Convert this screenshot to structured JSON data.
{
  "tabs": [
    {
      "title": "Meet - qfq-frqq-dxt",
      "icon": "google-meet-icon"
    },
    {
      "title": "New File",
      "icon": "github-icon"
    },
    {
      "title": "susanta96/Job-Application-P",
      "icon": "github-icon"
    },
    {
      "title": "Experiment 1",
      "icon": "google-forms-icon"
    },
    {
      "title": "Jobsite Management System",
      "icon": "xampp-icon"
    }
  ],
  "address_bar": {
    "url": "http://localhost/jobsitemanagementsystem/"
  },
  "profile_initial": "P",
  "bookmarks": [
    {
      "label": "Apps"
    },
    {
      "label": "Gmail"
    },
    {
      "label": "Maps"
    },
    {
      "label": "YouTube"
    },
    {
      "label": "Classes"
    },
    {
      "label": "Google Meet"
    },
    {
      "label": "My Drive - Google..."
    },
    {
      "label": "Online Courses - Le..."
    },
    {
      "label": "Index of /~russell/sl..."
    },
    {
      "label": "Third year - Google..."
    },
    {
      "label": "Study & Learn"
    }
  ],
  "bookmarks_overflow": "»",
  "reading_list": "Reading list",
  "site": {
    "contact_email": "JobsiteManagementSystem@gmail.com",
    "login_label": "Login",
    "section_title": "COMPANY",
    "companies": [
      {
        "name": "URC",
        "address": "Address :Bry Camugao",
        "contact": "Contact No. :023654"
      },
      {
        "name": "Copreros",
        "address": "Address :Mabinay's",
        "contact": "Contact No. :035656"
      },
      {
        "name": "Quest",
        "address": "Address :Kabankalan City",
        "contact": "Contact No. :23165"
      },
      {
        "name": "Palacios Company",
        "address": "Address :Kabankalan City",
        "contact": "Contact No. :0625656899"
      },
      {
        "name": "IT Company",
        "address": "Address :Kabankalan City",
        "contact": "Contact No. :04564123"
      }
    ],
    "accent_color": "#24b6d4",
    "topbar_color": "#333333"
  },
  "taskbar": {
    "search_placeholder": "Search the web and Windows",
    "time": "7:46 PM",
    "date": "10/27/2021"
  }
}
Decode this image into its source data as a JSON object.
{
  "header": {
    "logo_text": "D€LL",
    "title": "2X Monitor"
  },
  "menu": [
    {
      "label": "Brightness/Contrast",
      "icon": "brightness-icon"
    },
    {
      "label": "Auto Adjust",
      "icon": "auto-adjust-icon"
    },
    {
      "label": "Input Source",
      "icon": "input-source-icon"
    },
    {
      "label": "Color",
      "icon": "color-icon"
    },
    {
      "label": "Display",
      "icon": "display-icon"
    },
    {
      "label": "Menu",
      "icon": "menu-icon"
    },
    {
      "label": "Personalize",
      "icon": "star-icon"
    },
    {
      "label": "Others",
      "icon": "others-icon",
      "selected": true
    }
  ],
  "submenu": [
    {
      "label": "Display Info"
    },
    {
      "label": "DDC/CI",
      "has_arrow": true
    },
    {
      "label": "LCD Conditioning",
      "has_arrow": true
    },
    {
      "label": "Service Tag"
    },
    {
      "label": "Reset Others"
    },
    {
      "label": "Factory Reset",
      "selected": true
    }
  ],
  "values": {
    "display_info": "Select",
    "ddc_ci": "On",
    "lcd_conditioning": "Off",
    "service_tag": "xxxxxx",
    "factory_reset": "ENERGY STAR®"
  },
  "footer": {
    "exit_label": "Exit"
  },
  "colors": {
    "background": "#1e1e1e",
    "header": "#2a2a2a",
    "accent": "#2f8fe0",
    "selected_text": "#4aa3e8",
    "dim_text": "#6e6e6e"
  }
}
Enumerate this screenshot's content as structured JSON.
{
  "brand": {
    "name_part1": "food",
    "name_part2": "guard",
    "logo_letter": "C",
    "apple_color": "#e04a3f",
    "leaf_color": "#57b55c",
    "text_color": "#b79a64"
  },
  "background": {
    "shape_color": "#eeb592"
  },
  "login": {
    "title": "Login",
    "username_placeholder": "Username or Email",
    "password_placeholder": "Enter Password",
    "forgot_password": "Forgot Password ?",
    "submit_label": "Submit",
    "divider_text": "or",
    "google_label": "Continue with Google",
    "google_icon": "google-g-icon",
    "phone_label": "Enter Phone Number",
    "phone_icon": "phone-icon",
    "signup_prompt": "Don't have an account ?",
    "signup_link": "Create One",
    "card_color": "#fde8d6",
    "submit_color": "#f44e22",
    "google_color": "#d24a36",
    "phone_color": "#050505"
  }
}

● **Task goal**
Copy out the material word for word and line for line.

● **Task response**
Convert this screenshot to structured JSON data.
{
  "tabs": [
    {
      "title": "Meet - qfq-frqq-dxt",
      "icon": "google-meet-icon"
    },
    {
      "title": "New File",
      "icon": "github-icon"
    },
    {
      "title": "susanta96/Job-Application-P",
      "icon": "github-icon"
    },
    {
      "title": "Experiment 1",
      "icon": "google-forms-icon"
    },
    {
      "title": "Jobsite Management System",
      "icon": "xampp-icon"
    }
  ],
  "address_bar": {
    "url": "http://localhost/jobsitemanagementsystem/"
  },
  "profile_initial": "P",
  "bookmarks": [
    {
      "label": "Apps"
    },
    {
      "label": "Gmail"
    },
    {
      "label": "Maps"
    },
    {
      "label": "YouTube"
    },
    {
      "label": "Classes"
    },
    {
      "label": "Google Meet"
    },
    {
      "label": "My Drive - Google..."
    },
    {
      "label": "Online Courses - Le..."
    },
    {
      "label": "Index of /~russell/sl..."
    },
    {
      "label": "Third year - Google..."
    },
    {
      "label": "Study & Learn"
    }
  ],
  "bookmarks_overflow": "»",
  "reading_list": "Reading list",
  "site": {
    "contact_email": "JobsiteManagementSystem@gmail.com",
    "login_label": "Login",
    "section_title": "COMPANY",
    "companies": [
      {
        "name": "URC",
        "address": "Address :Bry Camugao",
        "contact": "Contact No. :023654"
      },
      {
        "name": "Copreros",
        "address": "Address :Mabinay's",
        "contact": "Contact No. :035656"
      },
      {
        "name": "Quest",
        "address": "Address :Kabankalan City",
        "contact": "Contact No. :23165"
      },
      {
        "name": "Palacios Company",
        "address": "Address :Kabankalan City",
        "contact": "Contact No. :0625656899"
      },
      {
        "name": "IT Company",
        "address": "Address :Kabankalan City",
        "contact": "Contact No. :04564123"
      }
    ],
    "accent_color": "#24b6d4",
    "topbar_color": "#333333"
  },
  "taskbar": {
    "search_placeholder": "Search the web and Windows",
    "time": "7:46 PM",
    "date": "10/27/2021"
  }
}
Decode this image into its source data as a JSON object.
{
  "header": {
    "logo_text": "D€LL",
    "title": "2X Monitor"
  },
  "menu": [
    {
      "label": "Brightness/Contrast",
      "icon": "brightness-icon"
    },
    {
      "label": "Auto Adjust",
      "icon": "auto-adjust-icon"
    },
    {
      "label": "Input Source",
      "icon": "input-source-icon"
    },
    {
      "label": "Color",
      "icon": "color-icon"
    },
    {
      "label": "Display",
      "icon": "display-icon"
    },
    {
      "label": "Menu",
      "icon": "menu-icon"
    },
    {
      "label": "Personalize",
      "icon": "star-icon"
    },
    {
      "label": "Others",
      "icon": "others-icon",
      "selected": true
    }
  ],
  "submenu": [
    {
      "label": "Display Info"
    },
    {
      "label": "DDC/CI",
      "has_arrow": true
    },
    {
      "label": "LCD Conditioning",
      "has_arrow": true
    },
    {
      "label": "Service Tag"
    },
    {
      "label": "Reset Others"
    },
    {
      "label": "Factory Reset",
      "selected": true
    }
  ],
  "values": {
    "display_info": "Select",
    "ddc_ci": "On",
    "lcd_conditioning": "Off",
    "service_tag": "xxxxxx",
    "factory_reset": "ENERGY STAR®"
  },
  "footer": {
    "exit_label": "Exit"
  },
  "colors": {
    "background": "#1e1e1e",
    "header": "#2a2a2a",
    "accent": "#2f8fe0",
    "selected_text": "#4aa3e8",
    "dim_text": "#6e6e6e"
  }
}
Enumerate this screenshot's content as structured JSON.
{
  "brand": {
    "name_part1": "food",
    "name_part2": "guard",
    "logo_letter": "C",
    "apple_color": "#e04a3f",
    "leaf_color": "#57b55c",
    "text_color": "#b79a64"
  },
  "background": {
    "shape_color": "#eeb592"
  },
  "login": {
    "title": "Login",
    "username_placeholder": "Username or Email",
    "password_placeholder": "Enter Password",
    "forgot_password": "Forgot Password ?",
    "submit_label": "Submit",
    "divider_text": "or",
    "google_label": "Continue with Google",
    "google_icon": "google-g-icon",
    "phone_label": "Enter Phone Number",
    "phone_icon": "phone-icon",
    "signup_prompt": "Don't have an account ?",
    "signup_link": "Create One",
    "card_color": "#fde8d6",
    "submit_color": "#f44e22",
    "google_color": "#d24a36",
    "phone_color": "#050505"
  }
}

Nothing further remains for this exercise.